* **Provided material**
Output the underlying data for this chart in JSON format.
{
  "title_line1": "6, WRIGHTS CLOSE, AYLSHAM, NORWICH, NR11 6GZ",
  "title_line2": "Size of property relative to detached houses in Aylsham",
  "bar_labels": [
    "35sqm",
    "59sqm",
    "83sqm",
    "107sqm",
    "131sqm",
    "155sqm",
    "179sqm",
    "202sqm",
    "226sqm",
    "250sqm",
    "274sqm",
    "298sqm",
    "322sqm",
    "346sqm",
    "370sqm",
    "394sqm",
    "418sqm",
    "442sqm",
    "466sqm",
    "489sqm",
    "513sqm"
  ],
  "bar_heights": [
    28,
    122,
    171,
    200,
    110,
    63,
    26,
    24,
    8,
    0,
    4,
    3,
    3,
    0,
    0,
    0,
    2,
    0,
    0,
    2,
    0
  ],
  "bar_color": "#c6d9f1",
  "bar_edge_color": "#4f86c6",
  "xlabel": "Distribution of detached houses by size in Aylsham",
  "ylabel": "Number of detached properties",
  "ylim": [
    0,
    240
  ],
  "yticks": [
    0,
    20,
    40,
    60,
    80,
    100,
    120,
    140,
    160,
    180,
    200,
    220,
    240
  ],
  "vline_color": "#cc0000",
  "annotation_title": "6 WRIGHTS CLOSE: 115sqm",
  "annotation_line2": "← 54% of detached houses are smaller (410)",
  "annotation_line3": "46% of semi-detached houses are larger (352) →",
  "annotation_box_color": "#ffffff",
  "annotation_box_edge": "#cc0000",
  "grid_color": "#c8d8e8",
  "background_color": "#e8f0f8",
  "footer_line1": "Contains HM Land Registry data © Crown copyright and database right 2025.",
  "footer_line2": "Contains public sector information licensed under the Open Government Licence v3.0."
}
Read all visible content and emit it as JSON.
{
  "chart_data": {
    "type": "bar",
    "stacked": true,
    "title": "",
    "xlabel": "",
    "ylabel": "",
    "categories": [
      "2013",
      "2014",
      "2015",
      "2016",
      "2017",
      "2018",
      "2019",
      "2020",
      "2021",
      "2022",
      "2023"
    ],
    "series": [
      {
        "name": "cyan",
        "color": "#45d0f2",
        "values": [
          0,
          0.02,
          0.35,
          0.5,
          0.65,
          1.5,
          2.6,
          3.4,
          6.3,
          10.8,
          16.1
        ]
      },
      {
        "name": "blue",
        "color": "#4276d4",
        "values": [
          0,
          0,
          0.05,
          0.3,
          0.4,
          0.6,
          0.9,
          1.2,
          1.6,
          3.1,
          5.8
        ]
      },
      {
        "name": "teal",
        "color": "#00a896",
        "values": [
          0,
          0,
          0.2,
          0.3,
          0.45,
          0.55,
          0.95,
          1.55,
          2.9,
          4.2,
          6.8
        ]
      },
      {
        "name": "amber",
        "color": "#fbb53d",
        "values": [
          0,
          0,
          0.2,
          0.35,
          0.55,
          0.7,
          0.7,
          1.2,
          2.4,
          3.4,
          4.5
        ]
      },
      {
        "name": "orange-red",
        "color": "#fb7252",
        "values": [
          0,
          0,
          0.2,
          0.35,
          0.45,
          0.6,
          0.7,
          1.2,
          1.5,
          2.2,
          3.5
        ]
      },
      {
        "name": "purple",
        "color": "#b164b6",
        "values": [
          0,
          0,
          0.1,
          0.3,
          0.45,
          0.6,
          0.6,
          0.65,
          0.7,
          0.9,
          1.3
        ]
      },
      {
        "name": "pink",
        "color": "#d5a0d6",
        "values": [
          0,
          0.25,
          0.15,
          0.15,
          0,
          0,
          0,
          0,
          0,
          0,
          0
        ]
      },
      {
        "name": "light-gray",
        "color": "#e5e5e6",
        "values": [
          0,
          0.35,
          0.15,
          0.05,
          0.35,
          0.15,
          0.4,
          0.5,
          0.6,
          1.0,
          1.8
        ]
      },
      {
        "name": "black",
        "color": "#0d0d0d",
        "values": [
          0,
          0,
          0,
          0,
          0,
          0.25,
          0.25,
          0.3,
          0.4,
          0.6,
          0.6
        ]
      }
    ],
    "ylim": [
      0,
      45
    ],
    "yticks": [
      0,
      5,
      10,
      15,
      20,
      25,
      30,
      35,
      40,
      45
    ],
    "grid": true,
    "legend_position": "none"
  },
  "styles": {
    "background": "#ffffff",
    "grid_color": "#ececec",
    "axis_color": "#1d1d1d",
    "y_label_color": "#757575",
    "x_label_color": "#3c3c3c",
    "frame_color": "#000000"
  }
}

* **What is being asked**
Copy all of the data exactly.

* **Completed exercise**
Output the underlying data for this chart in JSON format.
{
  "title_line1": "6, WRIGHTS CLOSE, AYLSHAM, NORWICH, NR11 6GZ",
  "title_line2": "Size of property relative to detached houses in Aylsham",
  "bar_labels": [
    "35sqm",
    "59sqm",
    "83sqm",
    "107sqm",
    "131sqm",
    "155sqm",
    "179sqm",
    "202sqm",
    "226sqm",
    "250sqm",
    "274sqm",
    "298sqm",
    "322sqm",
    "346sqm",
    "370sqm",
    "394sqm",
    "418sqm",
    "442sqm",
    "466sqm",
    "489sqm",
    "513sqm"
  ],
  "bar_heights": [
    28,
    122,
    171,
    200,
    110,
    63,
    26,
    24,
    8,
    0,
    4,
    3,
    3,
    0,
    0,
    0,
    2,
    0,
    0,
    2,
    0
  ],
  "bar_color": "#c6d9f1",
  "bar_edge_color": "#4f86c6",
  "xlabel": "Distribution of detached houses by size in Aylsham",
  "ylabel": "Number of detached properties",
  "ylim": [
    0,
    240
  ],
  "yticks": [
    0,
    20,
    40,
    60,
    80,
    100,
    120,
    140,
    160,
    180,
    200,
    220,
    240
  ],
  "vline_color": "#cc0000",
  "annotation_title": "6 WRIGHTS CLOSE: 115sqm",
  "annotation_line2": "← 54% of detached houses are smaller (410)",
  "annotation_line3": "46% of semi-detached houses are larger (352) →",
  "annotation_box_color": "#ffffff",
  "annotation_box_edge": "#cc0000",
  "grid_color": "#c8d8e8",
  "background_color": "#e8f0f8",
  "footer_line1": "Contains HM Land Registry data © Crown copyright and database right 2025.",
  "footer_line2": "Contains public sector information licensed under the Open Government Licence v3.0."
}
Read all visible content and emit it as JSON.
{
  "chart_data": {
    "type": "bar",
    "stacked": true,
    "title": "",
    "xlabel": "",
    "ylabel": "",
    "categories": [
      "2013",
      "2014",
      "2015",
      "2016",
      "2017",
      "2018",
      "2019",
      "2020",
      "2021",
      "2022",
      "2023"
    ],
    "series": [
      {
        "name": "cyan",
        "color": "#45d0f2",
        "values": [
          0,
          0.02,
          0.35,
          0.5,
          0.65,
          1.5,
          2.6,
          3.4,
          6.3,
          10.8,
          16.1
        ]
      },
      {
        "name": "blue",
        "color": "#4276d4",
        "values": [
          0,
          0,
          0.05,
          0.3,
          0.4,
          0.6,
          0.9,
          1.2,
          1.6,
          3.1,
          5.8
        ]
      },
      {
        "name": "teal",
        "color": "#00a896",
        "values": [
          0,
          0,
          0.2,
          0.3,
          0.45,
          0.55,
          0.95,
          1.55,
          2.9,
          4.2,
          6.8
        ]
      },
      {
        "name": "amber",
        "color": "#fbb53d",
        "values": [
          0,
          0,
          0.2,
          0.35,
          0.55,
          0.7,
          0.7,
          1.2,
          2.4,
          3.4,
          4.5
        ]
      },
      {
        "name": "orange-red",
        "color": "#fb7252",
        "values": [
          0,
          0,
          0.2,
          0.35,
          0.45,
          0.6,
          0.7,
          1.2,
          1.5,
          2.2,
          3.5
        ]
      },
      {
        "name": "purple",
        "color": "#b164b6",
        "values": [
          0,
          0,
          0.1,
          0.3,
          0.45,
          0.6,
          0.6,
          0.65,
          0.7,
          0.9,
          1.3
        ]
      },
      {
        "name": "pink",
        "color": "#d5a0d6",
        "values": [
          0,
          0.25,
          0.15,
          0.15,
          0,
          0,
          0,
          0,
          0,
          0,
          0
        ]
      },
      {
        "name": "light-gray",
        "color": "#e5e5e6",
        "values": [
          0,
          0.35,
          0.15,
          0.05,
          0.35,
          0.15,
          0.4,
          0.5,
          0.6,
          1.0,
          1.8
        ]
      },
      {
        "name": "black",
        "color": "#0d0d0d",
        "values": [
          0,
          0,
          0,
          0,
          0,
          0.25,
          0.25,
          0.3,
          0.4,
          0.6,
          0.6
        ]
      }
    ],
    "ylim": [
      0,
      45
    ],
    "yticks": [
      0,
      5,
      10,
      15,
      20,
      25,
      30,
      35,
      40,
      45
    ],
    "grid": true,
    "legend_position": "none"
  },
  "styles": {
    "background": "#ffffff",
    "grid_color": "#ececec",
    "axis_color": "#1d1d1d",
    "y_label_color": "#757575",
    "x_label_color": "#3c3c3c",
    "frame_color": "#000000"
  }
}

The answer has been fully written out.